Source text.
Process for Verifying Data Identity for Lending Decisions

Info

Publication number: 20140172681
Type: Application
Filed: Nov 14, 2013
Publication Date: Jun 19, 2014
Applicant: On Deck Capital, Inc. (New York, NY)
Inventors: Greg Lamp (New York, NY), Matthew Gillen (New York, NY), Michael White (New York, NY)
Application Number: 14/079,956

Abstract

The disclosure relates to a process for matching the identify of publically available data to a potential borrower for a business loan. Using the process, a lender can utilize publicly available data regarding a loan applicant, verify with some certainty that the data actually corresponds to the loan applicant, and use that data in conjuction with other information to make a lending decision. The disclosure is directed toward loan transactions for small businesses.

Description

Description

CROSS REFERENCE TO RELATED APPLICATIONS

This is a non-provisional which claims priority to U.S. Provisional Application No. 61/726,241, filed on Nov. 14, 2012, the entirety of which is hereby incorporated by reference.

FIELD OF THE INVENTION

The disclosed embodiments relate generally to a process for matching the identity of publically available data to a potential borrower for a business loan.

BACKGROUND

Traditionally, financial products, such as loans, have been marketed largely through financial institutions' literature and agents. The financial service provider relies on the agents for a large number of tasks, including acquiring demographic information, verifying the accuracy of the information, evaluating the information, and offering to sell products to the customer.

Spatial annotation entries:
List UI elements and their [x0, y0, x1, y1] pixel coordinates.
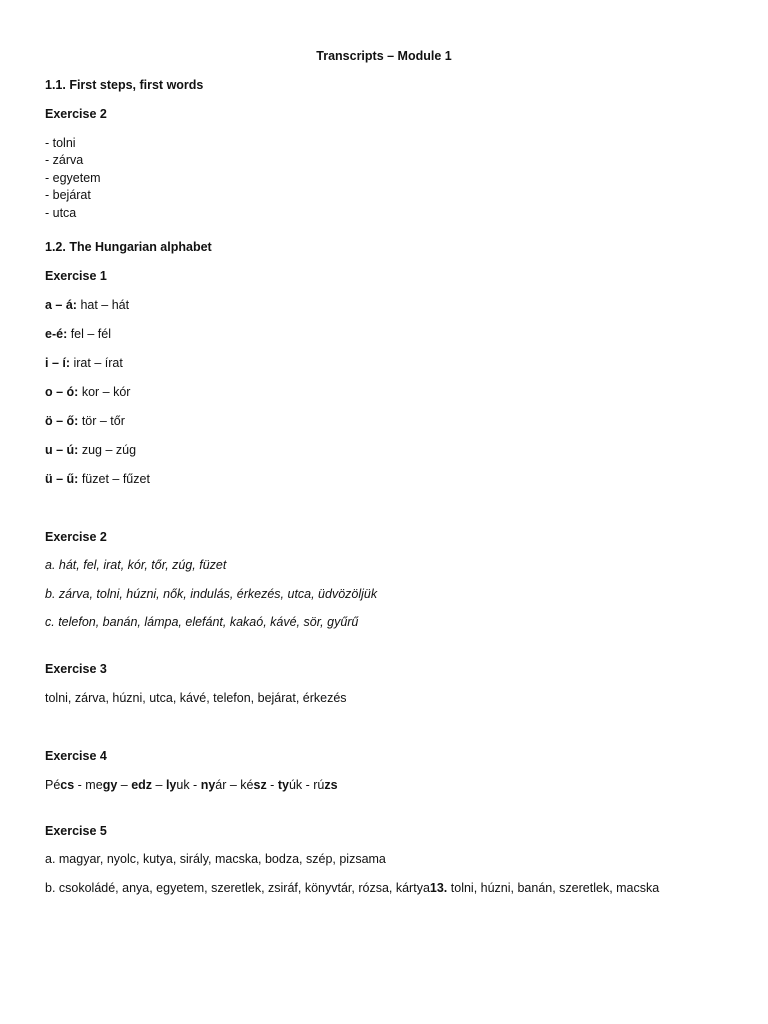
line-text: - me: [74, 778, 103, 792]
exercise-line-segmented: [45, 778, 338, 793]
list-item: - zárva: [45, 153, 84, 167]
list-item: - bejárat: [45, 188, 91, 202]
exercise-line: a. magyar, nyolc, kutya, sirály, macska, bodza, szép, pizsama: [45, 852, 386, 866]
word-pair: fel – fél: [67, 327, 112, 341]
exercise-heading: Exercise 4: [45, 749, 107, 763]
letter-cluster-bold: ly: [165, 778, 177, 792]
word-pair: kor – kór: [78, 385, 131, 399]
page-title: Transcripts – Module 1: [316, 49, 452, 63]
exercise-line: b. zárva, tolni, húzni, nők, indulás, érkezés, utca, üdvözöljük: [45, 587, 378, 601]
line-text: –: [117, 778, 132, 792]
list-item: - egyetem: [45, 171, 101, 185]
exercise-line: c. telefon, banán, lámpa, elefánt, kakaó, kávé, sör, gyűrű: [45, 615, 359, 629]
letter-pair-line: [45, 356, 123, 371]
letter-pair-line: [45, 414, 125, 429]
word-pair: hat – hát: [76, 298, 130, 312]
letter-pair: ü – ű:: [45, 472, 79, 486]
section-heading-1-1: 1.1. First steps, first words: [45, 78, 204, 92]
exercise-heading: Exercise 1: [45, 269, 107, 283]
letter-cluster-bold: ty: [277, 778, 289, 792]
letter-cluster-bold: edz: [131, 778, 153, 792]
letter-pair-line: [45, 327, 111, 342]
line-text-bold: 13.: [429, 881, 448, 895]
line-text: tolni, húzni, banán, szeretlek, macska: [447, 881, 660, 895]
exercise-heading: Exercise 2: [45, 530, 107, 544]
letter-cluster-bold: cs: [60, 778, 75, 792]
letter-pair-line: [45, 472, 150, 487]
exercise-line: tolni, zárva, húzni, utca, kávé, telefon, bejárat, érkezés: [45, 691, 347, 705]
line-text: -: [266, 778, 278, 792]
list-item: - utca: [45, 206, 77, 220]
letter-pair: u – ú:: [45, 443, 79, 457]
section-heading-1-2: 1.2. The Hungarian alphabet: [45, 240, 212, 254]
list-item: - tolni: [45, 136, 76, 150]
letter-pair-line: [45, 443, 136, 458]
exercise-line: [45, 881, 659, 896]
letter-pair: i – í:: [45, 356, 71, 370]
letter-pair-line: [45, 385, 130, 400]
letter-pair-line: [45, 298, 129, 313]
word-pair: füzet – fűzet: [78, 472, 150, 486]
letter-cluster-bold: gy: [102, 778, 118, 792]
word-pair: tör – tőr: [78, 414, 125, 428]
letter-pair: a – á:: [45, 298, 77, 312]
exercise-line: a. hát, fel, irat, kór, tőr, zúg, füzet: [45, 558, 227, 572]
letter-cluster-bold: ny: [200, 778, 216, 792]
exercise-heading: Exercise 5: [45, 824, 107, 838]
line-text: úk - rú: [288, 778, 325, 792]
line-text: b. csokoládé, anya, egyetem, szeretlek, zsiráf, könyvtár, rózsa, kártya: [45, 881, 430, 895]
line-text: Pé: [45, 778, 61, 792]
word-pair: zug – zúg: [78, 443, 137, 457]
exercise-heading: Exercise 3: [45, 662, 107, 676]
line-text: ár – ké: [215, 778, 254, 792]
word-pair: irat – írat: [70, 356, 123, 370]
exercise-heading: Exercise 2: [45, 107, 107, 121]
line-text: uk -: [176, 778, 201, 792]
letter-pair: ö – ő:: [45, 414, 79, 428]
line-text: –: [152, 778, 166, 792]
letter-pair: o – ó:: [45, 385, 79, 399]
letter-pair: e-é:: [45, 327, 68, 341]
letter-cluster-bold: sz: [253, 778, 267, 792]
letter-cluster-bold: zs: [324, 778, 338, 792]
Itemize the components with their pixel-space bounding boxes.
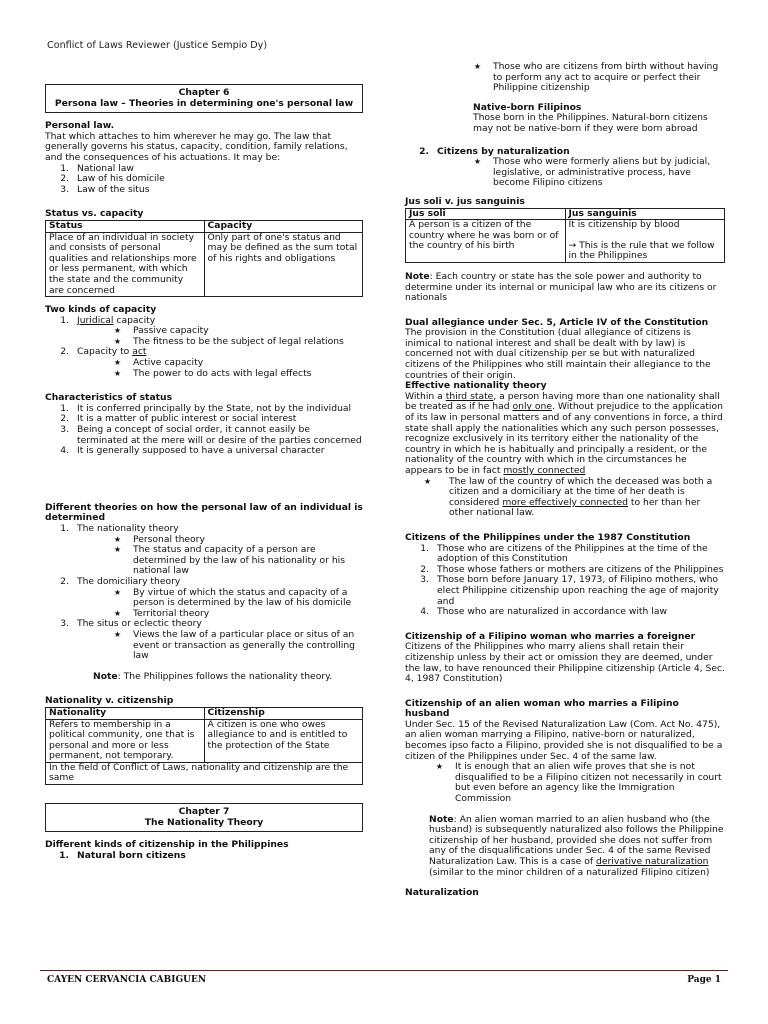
table-cell: Place of an individual in society and consists of personal qualities and relationships more or less permanent, with which the state and the community are concerned <box>46 232 205 297</box>
sub-item: Those who were formerly aliens but by judicial, legislative, or administrative process, have become Filipino citizens <box>493 156 711 189</box>
star-bullet-icon: ★ <box>113 358 121 368</box>
list-item: Those who are naturalized in accordance with law <box>437 606 667 618</box>
table-cell: A citizen is one who owes allegiance to and is entitled to the protection of the State <box>204 719 363 762</box>
list-item: Capacity to act <box>77 346 147 358</box>
table-cell: Refers to membership in a political community, one that is personal and more or less permanent, not temporary. <box>46 719 205 762</box>
sub-item: By virtue of which the status and capacity of a person is determined by the law of his domicile <box>133 586 352 609</box>
list-item: Those born before January 17, 1973, of Filipino mothers, who elect Philippine citizenship upon reaching the age of majority and <box>437 574 719 607</box>
sub-item: Views the law of a particular place or situs of an event or transaction as generally the controlling law <box>133 628 355 662</box>
ordered-list: 1. Juridical capacity ★ Passive capacity ★ The fitness to be the subject of legal relations 2. Capacity to act ★ Active capacity ★ The power to do acts with legal effects <box>45 316 363 380</box>
star-bullet-icon: ★ <box>473 157 481 167</box>
section-heading: Citizenship of an alien woman who marries a Filipino husband <box>405 697 679 720</box>
section-heading: Different kinds of citizenship in the Philippines <box>45 839 289 851</box>
star-bullet-icon: ★ <box>113 336 121 346</box>
status-capacity-table <box>45 220 363 297</box>
running-header: Conflict of Laws Reviewer (Justice Sempio Dy) <box>47 40 268 51</box>
list-item: Those whose fathers or mothers are citizens of the Philippines <box>437 563 724 575</box>
table-header: Jus soli <box>406 208 566 220</box>
paragraph: Within a third state, a person having more than one nationality shall be treated as if he had only one. Without prejudice to the application of its law in personal matters and of any conventions in force, a third state shall apply the nationalities which any such person possesses, recognize exclusively in its territory either the nationality of the country in which he is habitually and principally a resident, or the nationality of the country with which in the circumstances he appears to be in fact mostly connected <box>405 390 723 476</box>
note: Note: An alien woman married to an alien husband who (the husband) is subsequently naturalized also follows the Philippine citizenship of her husband, provided she does not suffer from any of the disqualifications under Sec. 4 of the same Revised Naturalization Law. This is a case of derivative naturalization (similar to the minor children of a naturalized Filipino citizen) <box>429 813 724 878</box>
list-item: Juridical capacity <box>77 314 156 326</box>
sub-item: Personal theory <box>133 533 205 545</box>
chapter-6-box <box>45 84 363 113</box>
table-header: Jus sanguinis <box>565 208 725 220</box>
list-item: Law of his domicile <box>77 173 165 185</box>
sub-item: Territorial theory <box>133 607 210 619</box>
table-cell: It is citizenship by blood → This is the rule that we follow in the Philippines <box>565 220 725 263</box>
ordered-list: 1. The nationality theory ★ Personal theory ★ The status and capacity of a person are determined by the law of his nationality or his national law 2. The domiciliary theory ★ By virtue of which the status and capacity of a person is determined by the law of his domicile ★ Territorial theory 3. The situs or eclectic theory ★ Views the law of a particular place or situs of an event or transaction as generally the controlling law <box>45 524 363 662</box>
list-item: Those who are citizens of the Philippines at the time of the adoption of this Constitution <box>437 542 708 565</box>
paragraph: Citizens of the Philippines who marry aliens shall retain their citizenship unless by their act or omission they are deemed, under the law, to have renounced their Philippine citizenship (Article 4, Sec. 4, 1987 Constitution) <box>405 641 725 685</box>
section-heading: Effective nationality theory <box>405 380 547 392</box>
ordered-list: 1. Those who are citizens of the Philippines at the time of the adoption of this Constitution 2. Those whose fathers or mothers are citizens of the Philippines 3. Those born before January 17, 1973, of Filipino mothers, who elect Philippine citizenship upon reaching the age of majority and 4. Those who are naturalized in accordance with law <box>420 542 724 618</box>
sub-item: The power to do acts with legal effects <box>133 367 312 379</box>
table-header: Citizenship <box>204 707 363 719</box>
table-cell: Only part of one's status and may be defined as the sum total of his rights and obligations <box>204 232 363 297</box>
chapter-title: Persona law – Theories in determining one's personal law <box>54 97 354 109</box>
section-heading: Citizens of the Philippines under the 1987 Constitution <box>405 531 691 543</box>
section-heading: Nationality v. citizenship <box>45 695 174 707</box>
section-heading: Jus soli v. jus sanguinis <box>405 195 525 207</box>
page-number: Page 1 <box>687 975 721 985</box>
nationality-citizenship-table <box>45 707 363 785</box>
section-heading: Personal law. <box>45 120 115 132</box>
chapter-number: Chapter 7 <box>178 806 230 818</box>
section-heading: Characteristics of status <box>45 392 173 404</box>
left-column: Chapter 6 Persona law – Theories in determining one's personal law Personal law. That which attaches to him wherever he may go. The law that generally governs his status, capacity, condition, family relations, and the consequences of his actuations. It may be: 1. National law 2. Law of his domicile 3. Law of the situs Status vs. capacity Status Capacity Place of an individual in society and consists of personal qualities and relationships more or less permanent, with which the state and the community are concerned Only part of one's status and may be defined as the sum total of his rights and obligations Two kinds of capacity 1. Juridical capacity ★ Passive capacity ★ The fitness to be the subject of legal relations 2. Capacity to act ★ Active capacity ★ The power to do acts with legal effects Characteristics of status 1. It is conferred principally by the State, not by the individual 2. It is a matter of public interest or social interest 3. Being a concept of social order, it cannot easily be terminated at the mere will or desire of the parties concerned 4. It is generally supposed to have a universal character Different theories on how the personal law of an individual is determined 1. The nationality theory ★ Personal theory ★ The status and capacity of a person are determined by the law of his nationality or his national law 2. The domiciliary theory ★ By virtue of which the status and capacity of a person is determined by the law of his domicile ★ Territorial theory 3. The situs or eclectic theory ★ Views the law of a particular place or situs of an event or transaction as generally the controlling law Note: The Philippines follows the nationality theory. Nationality v. citizenship Nationality Citizenship Refers to membership in a political community, one that is personal and more or less permanent, not temporary. A citizen is one who owes allegiance to and is entitled to the protection of the State In the field of Conflict of Laws, nationality and citizenship are the same Chapter 7 The Nationality Theory Different kinds of citizenship in the Philippines 1. Natural born citizens <box>45 58 363 861</box>
star-bullet-icon: ★ <box>113 629 121 639</box>
star-bullet-icon: ★ <box>473 62 481 71</box>
star-bullet-icon: ★ <box>113 534 121 544</box>
list-item: It is a matter of public interest or social interest <box>77 413 297 425</box>
section-heading: Different theories on how the personal law of an individual is determined <box>45 501 363 524</box>
chapter-title: The Nationality Theory <box>144 816 264 828</box>
list-item: National law <box>77 162 134 174</box>
list-item: The situs or eclectic theory <box>77 618 202 630</box>
table-cell: A person is a citizen of the country where he was born or of the country of his birth <box>406 220 566 263</box>
list-item: Natural born citizens <box>77 849 186 861</box>
sub-item: Those who are citizens from birth without having to perform any act to acquire or perfect their Philippine citizenship <box>493 61 719 94</box>
table-cell: In the field of Conflict of Laws, nationality and citizenship are the same <box>46 762 363 784</box>
sub-item: The fitness to be the subject of legal relations <box>133 335 344 347</box>
jus-soli-sanguinis-table <box>405 208 725 263</box>
list-item: Citizens by naturalization <box>437 145 570 157</box>
ordered-list: 1. National law 2. Law of his domicile 3. Law of the situs <box>45 164 363 196</box>
note: Note: The Philippines follows the nationality theory. <box>93 670 333 682</box>
star-bullet-icon: ★ <box>435 762 443 772</box>
star-bullet-icon: ★ <box>113 587 121 597</box>
chapter-number: Chapter 6 <box>178 87 230 98</box>
sub-item: The law of the country of which the deceased was both a citizen and a domiciliary at the time of her death is considered more effectively connected to her than her other national law. <box>449 475 713 519</box>
sub-item: Passive capacity <box>133 325 209 337</box>
section-heading: Citizenship of a Filipino woman who marries a foreigner <box>405 630 696 642</box>
chapter-7-box <box>45 803 363 832</box>
note: Note: Each country or state has the sole power and authority to determine under its internal or municipal law who are its citizens or nationals <box>405 270 717 304</box>
star-bullet-icon: ★ <box>113 326 121 336</box>
footer-rule <box>40 970 728 971</box>
table-header: Nationality <box>46 707 205 719</box>
star-bullet-icon: ★ <box>113 368 121 378</box>
paragraph: The provision in the Constitution (dual allegiance of citizens is inimical to national interest and shall be dealt with by law) is concerned not with dual citizenship per se but with naturalized citizens of the Philippines who still maintain their allegiance to the countries of their origin. <box>405 327 711 381</box>
section-heading: Status vs. capacity <box>45 208 144 220</box>
list-item: Law of the situs <box>77 183 150 195</box>
sub-item: It is enough that an alien wife proves that she is not disqualified to be a Filipino citizen not necessarily in court but even before an agency like the Immigration Commission <box>455 761 722 805</box>
section-heading: Naturalization <box>405 887 479 899</box>
ordered-list: 1. It is conferred principally by the State, not by the individual 2. It is a matter of public interest or social interest 3. Being a concept of social order, it cannot easily be terminated at the mere will or desire of the parties concerned 4. It is generally supposed to have a universal character <box>60 402 362 457</box>
table-header: Capacity <box>204 220 363 232</box>
list-item: The domiciliary theory <box>77 575 181 587</box>
table-header: Status <box>46 220 205 232</box>
paragraph: Under Sec. 15 of the Revised Naturalization Law (Com. Act No. 475), an alien woman marrying a Filipino, native-born or naturalized, becomes ipso facto a Filipino, provided she is not disqualified to be a citizen of the Philippines under Sec. 4 of the same law. <box>405 718 723 762</box>
sub-item: Active capacity <box>133 357 204 369</box>
list-item: Being a concept of social order, it cannot easily be terminated at the mere will or desire of the parties concerned <box>77 424 362 446</box>
list-item: The nationality theory <box>77 523 179 534</box>
list-item: It is generally supposed to have a universal character <box>77 445 325 457</box>
footer-author: CAYEN CERVANCIA CABIGUEN <box>47 975 207 985</box>
sub-item: The status and capacity of a person are determined by the law of his nationality or his national law <box>133 544 345 577</box>
section-heading: Two kinds of capacity <box>45 304 157 316</box>
star-bullet-icon: ★ <box>113 608 121 618</box>
right-column: ★ Those who are citizens from birth without having to perform any act to acquire or perfect their Philippine citizenship Native-born Filipinos Those born in the Philippines. Natural-born citizens may not be native-born if they were born abroad 2. Citizens by naturalization ★ Those who were formerly aliens but by judicial, legislative, or administrative process, have become Filipino citizens Jus soli v. jus sanguinis Jus soli Jus sanguinis A person is a citizen of the country where he was born or of the country of his birth It is citizenship by blood → This is the rule that we follow in the Philippines Note: Each country or state has the sole power and authority to determine under its internal or municipal law who are its citizens or nationals Dual allegiance under Sec. 5, Article IV of the Constitution The provision in the Constitution (dual allegiance of citizens is inimical to national interest and shall be dealt with by law) is concerned not with dual citizenship per se but with naturalized citizens of the Philippines who still maintain their allegiance to the countries of their origin. Effective nationality theory Within a third state, a person having more than one nationality shall be treated as if he had only one. Without prejudice to the application of its law in personal matters and of any conventions in force, a third state shall apply the nationalities which any such person possesses, recognize exclusively in its territory either the nationality of the country in which he is habitually and principally a resident, or the nationality of the country with which in the circumstances he appears to be in fact mostly connected ★ The law of the country of which the deceased was both a citizen and a domiciliary at the time of her death is considered more effectively connected to her than her other national law. Citizens of the Philippines under the 1987 Constitution 1. Those who are citizens of the Philippines at the time of the adoption of this Constitution 2. Those whose fathers or mothers are citizens of the Philippines 3. Those born before January 17, 1973, of Filipino mothers, who elect Philippine citizenship upon reaching the age of majority and 4. Those who are naturalized in accordance with law Citizenship of a Filipino woman who marries a foreigner Citizens of the Philippines who marry aliens shall retain their citizenship unless by their act or omission they are deemed, under the law, to have renounced their Philippine citizenship (Article 4, Sec. 4, 1987 Constitution) Citizenship of an alien woman who marries a Filipino husband Under Sec. 15 of the Revised Naturalization Law (Com. Act No. 475), an alien woman marrying a Filipino, native-born or naturalized, becomes ipso facto a Filipino, provided she is not disqualified to be a citizen of the Philippines under Sec. 4 of the same law. ★ It is enough that an alien wife proves that she is not disqualified to be a Filipino citizen not necessarily in court but even before an agency like the Immigration Commission Note: An alien woman married to an alien husband who (the husband) is subsequently naturalized also follows the Philippine citizenship of her husband, provided she does not suffer from any of the disqualifications under Sec. 4 of the same Revised Naturalization Law. This is a case of derivative naturalization (similar to the minor children of a naturalized Filipino citizen) Naturalization <box>405 61 725 899</box>
paragraph: Those born in the Philippines. Natural-born citizens may not be native-born if they were born abroad <box>473 112 708 134</box>
paragraph: That which attaches to him wherever he may go. The law that generally governs his status, capacity, condition, family relations, and the consequences of his actuations. It may be: <box>45 130 348 163</box>
star-bullet-icon: ★ <box>113 545 121 555</box>
section-heading: Native-born Filipinos <box>473 101 582 113</box>
section-heading: Dual allegiance under Sec. 5, Article IV of the Constitution <box>405 316 709 328</box>
list-item: It is conferred principally by the State, not by the individual <box>77 402 352 414</box>
star-bullet-icon: ★ <box>423 476 431 486</box>
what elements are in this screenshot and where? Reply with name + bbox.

Aim. Can you print the whole patent application on verifying data identity for lending decisions, word for word?

Finished exercise.
Process for Verifying Data Identity for Lending Decisions

Info

Publication number: 20140172681
Type: Application
Filed: Nov 14, 2013
Publication Date: Jun 19, 2014
Applicant: On Deck Capital, Inc. (New York, NY)
Inventors: Greg Lamp (New York, NY), Matthew Gillen (New York, NY), Michael White (New York, NY)
Application Number: 14/079,956

Abstract

The disclosure relates to a process for matching the identify of publically available data to a potential borrower for a business loan. Using the process, a lender can utilize publicly available data regarding a loan applicant, verify with some certainty that the data actually corresponds to the loan applicant, and use that data in conjuction with other information to make a lending decision. The disclosure is directed toward loan transactions for small businesses.

Description

Description

CROSS REFERENCE TO RELATED APPLICATIONS

This is a non-provisional which claims priority to U.S. Provisional Application No. 61/726,241, filed on Nov. 14, 2012, the entirety of which is hereby incorporated by reference.

FIELD OF THE INVENTION

The disclosed embodiments relate generally to a process for matching the identity of publically available data to a potential borrower for a business loan.

BACKGROUND

Traditionally, financial products, such as loans, have been marketed largely through financial institutions' literature and agents. The financial service provider relies on the agents for a large number of tasks, including acquiring demographic information, verifying the accuracy of the information, evaluating the information, and offering to sell products to the customer.